Goal of the exercise - Could you write out every record below exactly, leaving out any pictures?

Records provided -
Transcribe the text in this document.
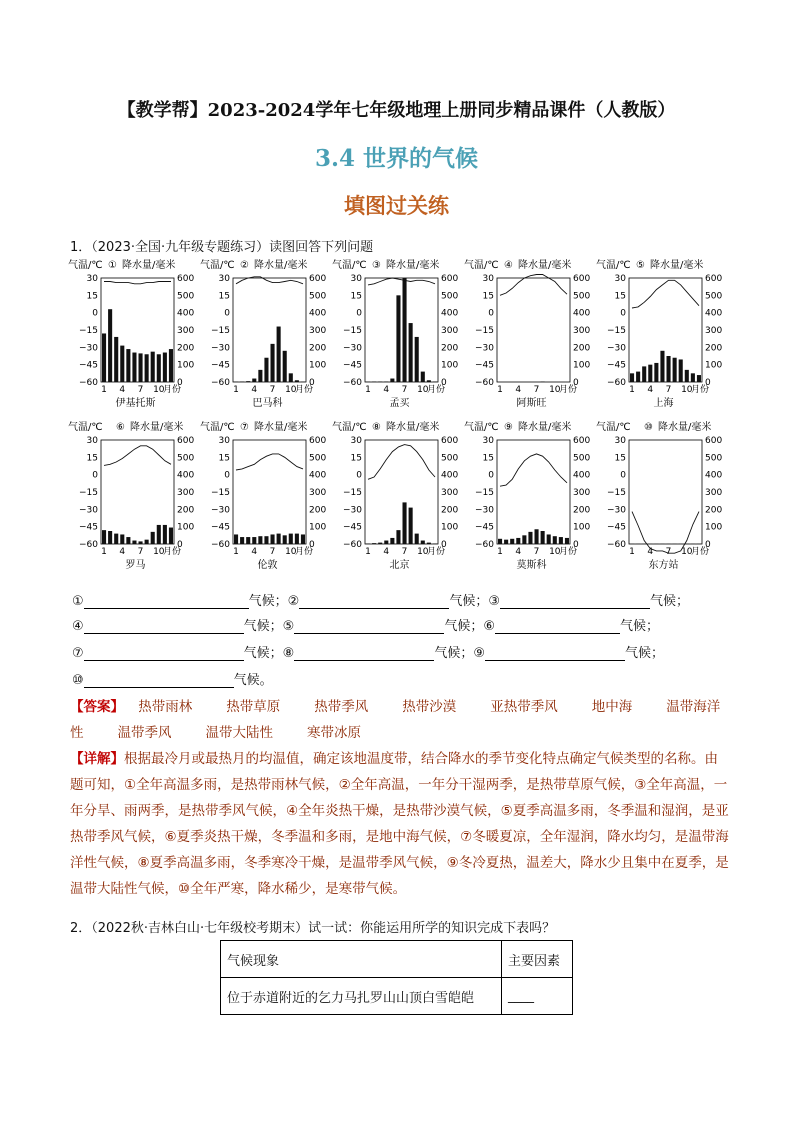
【教学帮】2023-2024学年七年级地理上册同步精品课件（人教版）
3.4 世界的气候
填图过关练
1．（2023·全国·九年级专题练习）读图回答下列问题
气温/℃ 降水量/毫米
①
30
15
0
−15
−30
−45
−60
600
500
400
300
200
100
0
1 4 7 10
月份
伊基托斯
气温/℃ 降水量/毫米
②
30
15
0
−15
−30
−45
−60
600
500
400
300
200
100
0
1 4 7 10
月份
巴马科
气温/℃ 降水量/毫米
③
30
15
0
−15
−30
−45
−60
600
500
400
300
200
100
0
1 4 7 10
月份
孟买
气温/℃ 降水量/毫米
④
30
15
0
−15
−30
−45
−60
600
500
400
300
200
100
0
1 4 7 10
月份
阿斯旺
气温/℃ 降水量/毫米
⑤
30
15
0
−15
−30
−45
−60
600
500
400
300
200
100
0
1 4 7 10
月份
上海
气温/℃	降水量/毫米
⑥
30
15
0
−15
−30
−45
−60
600
500
400
300
200
100
0
1 4 7 10
月份
罗马
气温/℃ 降水量/毫米
⑦
30
15
0
−15
−30
−45
−60
600
500
400
300
200
100
0
1 4 7 10
月份
伦敦
气温/℃ 降水量/毫米
⑧
30
15
0
−15
−30
−45
−60
600
500
400
300
200
100
0
1 4 7 10
月份
北京
气温/℃ 降水量/毫米
⑨
30
15
0
−15
−30
−45
−60
600
500
400
300
200
100
0
1 4 7 10
月份
莫斯科
气温/℃	降水量/毫米
⑩
30
15
0
−15
−30
−45
−60
600
500
400
300
200
100
0
1 4 7 10
月份
东方站
①	气候；②	气候；③	气候；
④	气候；⑤	气候；⑥	气候；
⑦	气候；⑧	气候；⑨	气候；
⑩	气候。
【答案】 热带雨林	热带草原	热带季风	热带沙漠	亚热带季风	地中海	温带海洋性	温带季风	温带大陆性	寒带冰原
【详解】根据最冷月或最热月的均温值，确定该地温度带，结合降水的季节变化特点确定气候类型的名称。由题可知，①全年高温多雨，是热带雨林气候，②全年高温，一年分干湿两季，是热带草原气候，③全年高温，一年分旱、雨两季，是热带季风气候，④全年炎热干燥，是热带沙漠气候，⑤夏季高温多雨，冬季温和湿润，是亚热带季风气候，⑥夏季炎热干燥，冬季温和多雨，是地中海气候，⑦冬暖夏凉，全年湿润，降水均匀，是温带海洋性气候，⑧夏季高温多雨，冬季寒冷干燥，是温带季风气候，⑨冬冷夏热，温差大，降水少且集中在夏季，是温带大陆性气候，⑩全年严寒，降水稀少，是寒带气候。
2．（2022秋·吉林白山·七年级校考期末）试一试：你能运用所学的知识完成下表吗？
气候现象	主要因素
位于赤道附近的乞力马扎罗山山顶白雪皑皑	____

Answer to the task -
Transcribe the text in this document.
【教学帮】2023-2024学年七年级地理上册同步精品课件（人教版）
3.4 世界的气候
填图过关练
1．（2023·全国·九年级专题练习）读图回答下列问题
气温/℃ 降水量/毫米
①
30
15
0
−15
−30
−45
−60
600
500
400
300
200
100
0
1 4 7 10
月份
伊基托斯
气温/℃ 降水量/毫米
②
30
15
0
−15
−30
−45
−60
600
500
400
300
200
100
0
1 4 7 10
月份
巴马科
气温/℃ 降水量/毫米
③
30
15
0
−15
−30
−45
−60
600
500
400
300
200
100
0
1 4 7 10
月份
孟买
气温/℃ 降水量/毫米
④
30
15
0
−15
−30
−45
−60
600
500
400
300
200
100
0
1 4 7 10
月份
阿斯旺
气温/℃ 降水量/毫米
⑤
30
15
0
−15
−30
−45
−60
600
500
400
300
200
100
0
1 4 7 10
月份
上海
气温/℃	降水量/毫米
⑥
30
15
0
−15
−30
−45
−60
600
500
400
300
200
100
0
1 4 7 10
月份
罗马
气温/℃ 降水量/毫米
⑦
30
15
0
−15
−30
−45
−60
600
500
400
300
200
100
0
1 4 7 10
月份
伦敦
气温/℃ 降水量/毫米
⑧
30
15
0
−15
−30
−45
−60
600
500
400
300
200
100
0
1 4 7 10
月份
北京
气温/℃ 降水量/毫米
⑨
30
15
0
−15
−30
−45
−60
600
500
400
300
200
100
0
1 4 7 10
月份
莫斯科
气温/℃	降水量/毫米
⑩
30
15
0
−15
−30
−45
−60
600
500
400
300
200
100
0
1 4 7 10
月份
东方站
①	气候；②	气候；③	气候；
④	气候；⑤	气候；⑥	气候；
⑦	气候；⑧	气候；⑨	气候；
⑩	气候。
【答案】 热带雨林	热带草原	热带季风	热带沙漠	亚热带季风	地中海	温带海洋性	温带季风	温带大陆性	寒带冰原
【详解】根据最冷月或最热月的均温值，确定该地温度带，结合降水的季节变化特点确定气候类型的名称。由题可知，①全年高温多雨，是热带雨林气候，②全年高温，一年分干湿两季，是热带草原气候，③全年高温，一年分旱、雨两季，是热带季风气候，④全年炎热干燥，是热带沙漠气候，⑤夏季高温多雨，冬季温和湿润，是亚热带季风气候，⑥夏季炎热干燥，冬季温和多雨，是地中海气候，⑦冬暖夏凉，全年湿润，降水均匀，是温带海洋性气候，⑧夏季高温多雨，冬季寒冷干燥，是温带季风气候，⑨冬冷夏热，温差大，降水少且集中在夏季，是温带大陆性气候，⑩全年严寒，降水稀少，是寒带气候。
2．（2022秋·吉林白山·七年级校考期末）试一试：你能运用所学的知识完成下表吗？
气候现象	主要因素
位于赤道附近的乞力马扎罗山山顶白雪皑皑	____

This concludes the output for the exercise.